# [What you need to do]
Take the listing and print it in full, exactly as given.

Raw records
--- Start ---

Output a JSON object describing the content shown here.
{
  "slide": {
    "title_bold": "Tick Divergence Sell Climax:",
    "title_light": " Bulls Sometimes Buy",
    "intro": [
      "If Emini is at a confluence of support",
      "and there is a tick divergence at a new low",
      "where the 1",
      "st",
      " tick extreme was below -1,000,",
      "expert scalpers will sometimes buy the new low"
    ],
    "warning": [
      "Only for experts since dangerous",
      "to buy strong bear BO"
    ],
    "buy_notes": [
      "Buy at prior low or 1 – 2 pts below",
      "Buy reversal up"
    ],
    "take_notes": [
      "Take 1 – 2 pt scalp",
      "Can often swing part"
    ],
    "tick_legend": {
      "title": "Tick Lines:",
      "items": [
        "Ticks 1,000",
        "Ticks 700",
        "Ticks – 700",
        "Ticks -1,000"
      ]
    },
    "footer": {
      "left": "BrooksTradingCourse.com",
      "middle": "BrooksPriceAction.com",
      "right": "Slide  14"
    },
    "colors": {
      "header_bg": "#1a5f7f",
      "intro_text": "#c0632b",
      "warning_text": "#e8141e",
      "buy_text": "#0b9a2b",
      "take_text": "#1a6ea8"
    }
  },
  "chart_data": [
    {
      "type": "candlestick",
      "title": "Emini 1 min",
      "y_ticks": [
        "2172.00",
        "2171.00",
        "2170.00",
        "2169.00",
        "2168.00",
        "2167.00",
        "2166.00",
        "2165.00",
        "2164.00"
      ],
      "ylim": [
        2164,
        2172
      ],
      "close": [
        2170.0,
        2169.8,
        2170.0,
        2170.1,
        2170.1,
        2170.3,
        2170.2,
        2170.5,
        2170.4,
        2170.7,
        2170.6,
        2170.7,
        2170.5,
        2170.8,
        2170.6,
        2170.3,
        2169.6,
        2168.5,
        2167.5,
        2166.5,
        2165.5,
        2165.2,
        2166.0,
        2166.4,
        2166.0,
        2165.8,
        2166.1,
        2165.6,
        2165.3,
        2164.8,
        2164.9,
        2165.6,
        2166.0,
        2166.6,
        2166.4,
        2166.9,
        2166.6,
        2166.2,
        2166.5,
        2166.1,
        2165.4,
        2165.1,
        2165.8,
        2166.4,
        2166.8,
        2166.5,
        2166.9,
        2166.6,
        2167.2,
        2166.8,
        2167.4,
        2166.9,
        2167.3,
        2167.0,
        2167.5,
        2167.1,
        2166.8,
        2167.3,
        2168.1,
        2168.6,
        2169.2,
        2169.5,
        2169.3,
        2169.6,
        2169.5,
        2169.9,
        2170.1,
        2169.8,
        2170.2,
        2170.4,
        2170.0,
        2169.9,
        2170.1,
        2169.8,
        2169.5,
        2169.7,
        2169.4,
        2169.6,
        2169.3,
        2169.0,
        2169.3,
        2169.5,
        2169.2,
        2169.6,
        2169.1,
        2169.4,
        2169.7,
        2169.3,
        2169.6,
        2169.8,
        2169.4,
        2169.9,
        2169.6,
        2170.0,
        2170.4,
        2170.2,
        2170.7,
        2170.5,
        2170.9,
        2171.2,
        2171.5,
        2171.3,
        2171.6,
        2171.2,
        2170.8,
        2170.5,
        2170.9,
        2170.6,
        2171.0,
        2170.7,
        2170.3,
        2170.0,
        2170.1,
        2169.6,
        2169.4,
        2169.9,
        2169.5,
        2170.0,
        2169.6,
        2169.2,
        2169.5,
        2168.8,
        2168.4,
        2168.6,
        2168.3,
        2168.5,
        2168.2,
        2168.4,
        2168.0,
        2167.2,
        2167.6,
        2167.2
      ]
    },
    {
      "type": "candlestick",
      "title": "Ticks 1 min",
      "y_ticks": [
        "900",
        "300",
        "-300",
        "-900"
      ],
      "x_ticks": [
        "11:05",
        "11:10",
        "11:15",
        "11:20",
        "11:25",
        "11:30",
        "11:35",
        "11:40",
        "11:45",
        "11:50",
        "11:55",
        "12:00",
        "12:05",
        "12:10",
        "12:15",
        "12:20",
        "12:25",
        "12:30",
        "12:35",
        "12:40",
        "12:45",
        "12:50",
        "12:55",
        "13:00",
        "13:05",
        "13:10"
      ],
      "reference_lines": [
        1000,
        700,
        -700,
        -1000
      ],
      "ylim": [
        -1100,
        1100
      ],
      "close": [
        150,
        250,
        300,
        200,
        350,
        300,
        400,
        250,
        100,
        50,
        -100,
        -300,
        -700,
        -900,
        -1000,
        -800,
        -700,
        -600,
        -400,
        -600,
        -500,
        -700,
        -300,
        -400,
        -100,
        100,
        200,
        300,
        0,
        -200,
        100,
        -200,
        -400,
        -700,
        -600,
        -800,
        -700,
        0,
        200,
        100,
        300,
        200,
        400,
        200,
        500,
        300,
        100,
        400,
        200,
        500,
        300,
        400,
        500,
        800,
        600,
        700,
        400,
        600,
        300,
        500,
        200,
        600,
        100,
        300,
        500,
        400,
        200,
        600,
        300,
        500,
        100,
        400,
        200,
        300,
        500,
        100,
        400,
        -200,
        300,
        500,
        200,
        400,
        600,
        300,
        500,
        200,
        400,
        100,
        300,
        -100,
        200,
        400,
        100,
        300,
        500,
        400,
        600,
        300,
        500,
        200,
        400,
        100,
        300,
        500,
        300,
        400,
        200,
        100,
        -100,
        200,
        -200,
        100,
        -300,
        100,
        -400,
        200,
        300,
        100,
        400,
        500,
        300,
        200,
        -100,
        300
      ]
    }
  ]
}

--- End ---

# [Worked answer]
Output a JSON object describing the content shown here.
{
  "slide": {
    "title_bold": "Tick Divergence Sell Climax:",
    "title_light": " Bulls Sometimes Buy",
    "intro": [
      "If Emini is at a confluence of support",
      "and there is a tick divergence at a new low",
      "where the 1",
      "st",
      " tick extreme was below -1,000,",
      "expert scalpers will sometimes buy the new low"
    ],
    "warning": [
      "Only for experts since dangerous",
      "to buy strong bear BO"
    ],
    "buy_notes": [
      "Buy at prior low or 1 – 2 pts below",
      "Buy reversal up"
    ],
    "take_notes": [
      "Take 1 – 2 pt scalp",
      "Can often swing part"
    ],
    "tick_legend": {
      "title": "Tick Lines:",
      "items": [
        "Ticks 1,000",
        "Ticks 700",
        "Ticks – 700",
        "Ticks -1,000"
      ]
    },
    "footer": {
      "left": "BrooksTradingCourse.com",
      "middle": "BrooksPriceAction.com",
      "right": "Slide  14"
    },
    "colors": {
      "header_bg": "#1a5f7f",
      "intro_text": "#c0632b",
      "warning_text": "#e8141e",
      "buy_text": "#0b9a2b",
      "take_text": "#1a6ea8"
    }
  },
  "chart_data": [
    {
      "type": "candlestick",
      "title": "Emini 1 min",
      "y_ticks": [
        "2172.00",
        "2171.00",
        "2170.00",
        "2169.00",
        "2168.00",
        "2167.00",
        "2166.00",
        "2165.00",
        "2164.00"
      ],
      "ylim": [
        2164,
        2172
      ],
      "close": [
        2170.0,
        2169.8,
        2170.0,
        2170.1,
        2170.1,
        2170.3,
        2170.2,
        2170.5,
        2170.4,
        2170.7,
        2170.6,
        2170.7,
        2170.5,
        2170.8,
        2170.6,
        2170.3,
        2169.6,
        2168.5,
        2167.5,
        2166.5,
        2165.5,
        2165.2,
        2166.0,
        2166.4,
        2166.0,
        2165.8,
        2166.1,
        2165.6,
        2165.3,
        2164.8,
        2164.9,
        2165.6,
        2166.0,
        2166.6,
        2166.4,
        2166.9,
        2166.6,
        2166.2,
        2166.5,
        2166.1,
        2165.4,
        2165.1,
        2165.8,
        2166.4,
        2166.8,
        2166.5,
        2166.9,
        2166.6,
        2167.2,
        2166.8,
        2167.4,
        2166.9,
        2167.3,
        2167.0,
        2167.5,
        2167.1,
        2166.8,
        2167.3,
        2168.1,
        2168.6,
        2169.2,
        2169.5,
        2169.3,
        2169.6,
        2169.5,
        2169.9,
        2170.1,
        2169.8,
        2170.2,
        2170.4,
        2170.0,
        2169.9,
        2170.1,
        2169.8,
        2169.5,
        2169.7,
        2169.4,
        2169.6,
        2169.3,
        2169.0,
        2169.3,
        2169.5,
        2169.2,
        2169.6,
        2169.1,
        2169.4,
        2169.7,
        2169.3,
        2169.6,
        2169.8,
        2169.4,
        2169.9,
        2169.6,
        2170.0,
        2170.4,
        2170.2,
        2170.7,
        2170.5,
        2170.9,
        2171.2,
        2171.5,
        2171.3,
        2171.6,
        2171.2,
        2170.8,
        2170.5,
        2170.9,
        2170.6,
        2171.0,
        2170.7,
        2170.3,
        2170.0,
        2170.1,
        2169.6,
        2169.4,
        2169.9,
        2169.5,
        2170.0,
        2169.6,
        2169.2,
        2169.5,
        2168.8,
        2168.4,
        2168.6,
        2168.3,
        2168.5,
        2168.2,
        2168.4,
        2168.0,
        2167.2,
        2167.6,
        2167.2
      ]
    },
    {
      "type": "candlestick",
      "title": "Ticks 1 min",
      "y_ticks": [
        "900",
        "300",
        "-300",
        "-900"
      ],
      "x_ticks": [
        "11:05",
        "11:10",
        "11:15",
        "11:20",
        "11:25",
        "11:30",
        "11:35",
        "11:40",
        "11:45",
        "11:50",
        "11:55",
        "12:00",
        "12:05",
        "12:10",
        "12:15",
        "12:20",
        "12:25",
        "12:30",
        "12:35",
        "12:40",
        "12:45",
        "12:50",
        "12:55",
        "13:00",
        "13:05",
        "13:10"
      ],
      "reference_lines": [
        1000,
        700,
        -700,
        -1000
      ],
      "ylim": [
        -1100,
        1100
      ],
      "close": [
        150,
        250,
        300,
        200,
        350,
        300,
        400,
        250,
        100,
        50,
        -100,
        -300,
        -700,
        -900,
        -1000,
        -800,
        -700,
        -600,
        -400,
        -600,
        -500,
        -700,
        -300,
        -400,
        -100,
        100,
        200,
        300,
        0,
        -200,
        100,
        -200,
        -400,
        -700,
        -600,
        -800,
        -700,
        0,
        200,
        100,
        300,
        200,
        400,
        200,
        500,
        300,
        100,
        400,
        200,
        500,
        300,
        400,
        500,
        800,
        600,
        700,
        400,
        600,
        300,
        500,
        200,
        600,
        100,
        300,
        500,
        400,
        200,
        600,
        300,
        500,
        100,
        400,
        200,
        300,
        500,
        100,
        400,
        -200,
        300,
        500,
        200,
        400,
        600,
        300,
        500,
        200,
        400,
        100,
        300,
        -100,
        200,
        400,
        100,
        300,
        500,
        400,
        600,
        300,
        500,
        200,
        400,
        100,
        300,
        500,
        300,
        400,
        200,
        100,
        -100,
        200,
        -200,
        100,
        -300,
        100,
        -400,
        200,
        300,
        100,
        400,
        500,
        300,
        200,
        -100,
        300
      ]
    }
  ]
}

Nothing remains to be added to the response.